Aim of the exercise »
Give the number of lines in the data that hold the string "Errichiello". Nothing else is needed.

Data for this exercise »

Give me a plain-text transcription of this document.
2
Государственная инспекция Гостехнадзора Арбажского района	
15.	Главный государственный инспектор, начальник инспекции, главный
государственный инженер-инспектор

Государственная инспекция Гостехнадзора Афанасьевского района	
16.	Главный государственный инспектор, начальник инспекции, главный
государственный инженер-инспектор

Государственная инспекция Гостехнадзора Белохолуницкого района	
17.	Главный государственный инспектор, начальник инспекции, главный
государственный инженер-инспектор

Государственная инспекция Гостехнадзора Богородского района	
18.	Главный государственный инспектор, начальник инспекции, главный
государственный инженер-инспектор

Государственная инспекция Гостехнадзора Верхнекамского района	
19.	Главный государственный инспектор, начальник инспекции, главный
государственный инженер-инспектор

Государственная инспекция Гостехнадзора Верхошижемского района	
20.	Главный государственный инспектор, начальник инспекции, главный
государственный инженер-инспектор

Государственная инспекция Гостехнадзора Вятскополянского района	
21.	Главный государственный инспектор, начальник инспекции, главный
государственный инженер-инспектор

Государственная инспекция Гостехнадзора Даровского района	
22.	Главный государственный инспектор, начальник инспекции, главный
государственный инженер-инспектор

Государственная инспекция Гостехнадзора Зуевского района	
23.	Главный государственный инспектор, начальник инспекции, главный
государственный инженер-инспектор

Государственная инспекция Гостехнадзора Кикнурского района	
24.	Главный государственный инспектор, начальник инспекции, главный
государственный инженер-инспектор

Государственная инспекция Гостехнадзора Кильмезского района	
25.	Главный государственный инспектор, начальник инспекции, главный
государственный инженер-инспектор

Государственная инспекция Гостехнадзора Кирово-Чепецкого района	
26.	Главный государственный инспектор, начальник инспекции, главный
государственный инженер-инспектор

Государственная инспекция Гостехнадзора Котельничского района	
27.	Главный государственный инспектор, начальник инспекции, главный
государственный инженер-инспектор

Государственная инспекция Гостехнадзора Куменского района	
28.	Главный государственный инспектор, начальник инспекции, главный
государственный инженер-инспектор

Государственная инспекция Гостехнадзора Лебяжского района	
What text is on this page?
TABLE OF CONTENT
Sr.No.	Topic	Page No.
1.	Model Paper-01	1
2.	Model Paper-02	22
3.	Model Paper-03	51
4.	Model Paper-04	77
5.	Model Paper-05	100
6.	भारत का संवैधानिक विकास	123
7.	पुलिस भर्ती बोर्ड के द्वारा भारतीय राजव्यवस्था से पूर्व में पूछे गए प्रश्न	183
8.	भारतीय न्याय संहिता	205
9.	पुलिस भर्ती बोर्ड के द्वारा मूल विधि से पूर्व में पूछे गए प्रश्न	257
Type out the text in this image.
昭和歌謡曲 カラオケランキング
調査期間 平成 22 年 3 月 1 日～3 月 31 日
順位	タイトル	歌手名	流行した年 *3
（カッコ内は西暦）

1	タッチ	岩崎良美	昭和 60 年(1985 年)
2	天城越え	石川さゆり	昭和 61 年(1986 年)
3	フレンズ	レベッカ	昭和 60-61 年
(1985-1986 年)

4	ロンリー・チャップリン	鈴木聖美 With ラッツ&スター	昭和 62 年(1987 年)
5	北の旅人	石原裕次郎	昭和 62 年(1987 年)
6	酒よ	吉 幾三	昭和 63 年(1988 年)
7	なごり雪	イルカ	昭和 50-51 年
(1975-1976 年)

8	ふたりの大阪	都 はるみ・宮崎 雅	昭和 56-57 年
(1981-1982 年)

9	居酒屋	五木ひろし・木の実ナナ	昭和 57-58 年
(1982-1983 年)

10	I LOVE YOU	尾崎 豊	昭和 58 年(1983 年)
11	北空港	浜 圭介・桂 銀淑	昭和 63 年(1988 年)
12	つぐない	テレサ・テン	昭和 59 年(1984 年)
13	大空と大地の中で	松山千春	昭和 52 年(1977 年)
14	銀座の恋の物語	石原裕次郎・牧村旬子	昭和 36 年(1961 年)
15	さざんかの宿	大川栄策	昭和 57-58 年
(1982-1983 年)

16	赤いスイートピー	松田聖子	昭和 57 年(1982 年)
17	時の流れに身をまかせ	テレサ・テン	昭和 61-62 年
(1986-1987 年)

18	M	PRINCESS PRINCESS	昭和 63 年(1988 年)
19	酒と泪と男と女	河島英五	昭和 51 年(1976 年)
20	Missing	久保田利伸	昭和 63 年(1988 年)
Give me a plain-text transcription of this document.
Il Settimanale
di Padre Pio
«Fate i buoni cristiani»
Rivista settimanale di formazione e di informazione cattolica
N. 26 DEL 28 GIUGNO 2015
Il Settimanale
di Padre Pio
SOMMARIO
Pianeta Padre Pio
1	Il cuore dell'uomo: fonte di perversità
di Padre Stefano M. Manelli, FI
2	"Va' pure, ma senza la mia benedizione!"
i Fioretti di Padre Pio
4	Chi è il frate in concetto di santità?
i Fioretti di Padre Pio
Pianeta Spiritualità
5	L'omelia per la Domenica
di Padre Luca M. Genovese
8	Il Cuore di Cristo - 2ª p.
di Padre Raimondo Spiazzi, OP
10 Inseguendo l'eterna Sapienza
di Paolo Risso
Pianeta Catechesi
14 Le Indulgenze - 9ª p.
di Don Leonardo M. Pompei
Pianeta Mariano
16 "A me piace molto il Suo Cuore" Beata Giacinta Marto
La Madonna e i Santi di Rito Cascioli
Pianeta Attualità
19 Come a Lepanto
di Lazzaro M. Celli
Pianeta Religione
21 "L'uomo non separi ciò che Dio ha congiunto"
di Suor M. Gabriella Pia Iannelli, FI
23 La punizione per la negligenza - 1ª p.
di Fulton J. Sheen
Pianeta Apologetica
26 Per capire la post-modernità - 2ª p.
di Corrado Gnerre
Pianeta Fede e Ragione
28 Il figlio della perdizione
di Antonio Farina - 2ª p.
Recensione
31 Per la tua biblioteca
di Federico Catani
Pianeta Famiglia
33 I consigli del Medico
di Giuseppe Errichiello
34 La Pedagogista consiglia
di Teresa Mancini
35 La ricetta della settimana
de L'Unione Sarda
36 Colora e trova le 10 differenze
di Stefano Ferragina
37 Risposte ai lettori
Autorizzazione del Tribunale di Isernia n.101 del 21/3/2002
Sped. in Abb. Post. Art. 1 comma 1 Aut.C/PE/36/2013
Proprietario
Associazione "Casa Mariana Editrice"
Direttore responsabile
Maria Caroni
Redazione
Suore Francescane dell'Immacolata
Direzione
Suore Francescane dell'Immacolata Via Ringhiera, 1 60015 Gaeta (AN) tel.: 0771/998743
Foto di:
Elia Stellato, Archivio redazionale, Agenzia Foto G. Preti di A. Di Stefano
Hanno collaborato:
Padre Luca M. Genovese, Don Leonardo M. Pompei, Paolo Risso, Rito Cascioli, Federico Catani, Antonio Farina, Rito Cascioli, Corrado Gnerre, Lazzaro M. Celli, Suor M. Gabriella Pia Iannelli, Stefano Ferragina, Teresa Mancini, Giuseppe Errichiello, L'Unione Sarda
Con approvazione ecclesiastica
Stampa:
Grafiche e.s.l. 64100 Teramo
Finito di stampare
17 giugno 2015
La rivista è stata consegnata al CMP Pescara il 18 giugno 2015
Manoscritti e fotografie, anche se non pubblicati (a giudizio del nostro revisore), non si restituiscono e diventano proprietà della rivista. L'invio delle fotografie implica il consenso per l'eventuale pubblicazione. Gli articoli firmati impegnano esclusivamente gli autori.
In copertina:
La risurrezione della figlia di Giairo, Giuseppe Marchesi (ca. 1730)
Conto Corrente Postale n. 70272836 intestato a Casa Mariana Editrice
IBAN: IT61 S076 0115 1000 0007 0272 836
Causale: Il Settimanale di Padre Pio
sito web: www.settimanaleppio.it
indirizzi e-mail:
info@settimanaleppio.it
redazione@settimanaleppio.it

Result for this exercise »
2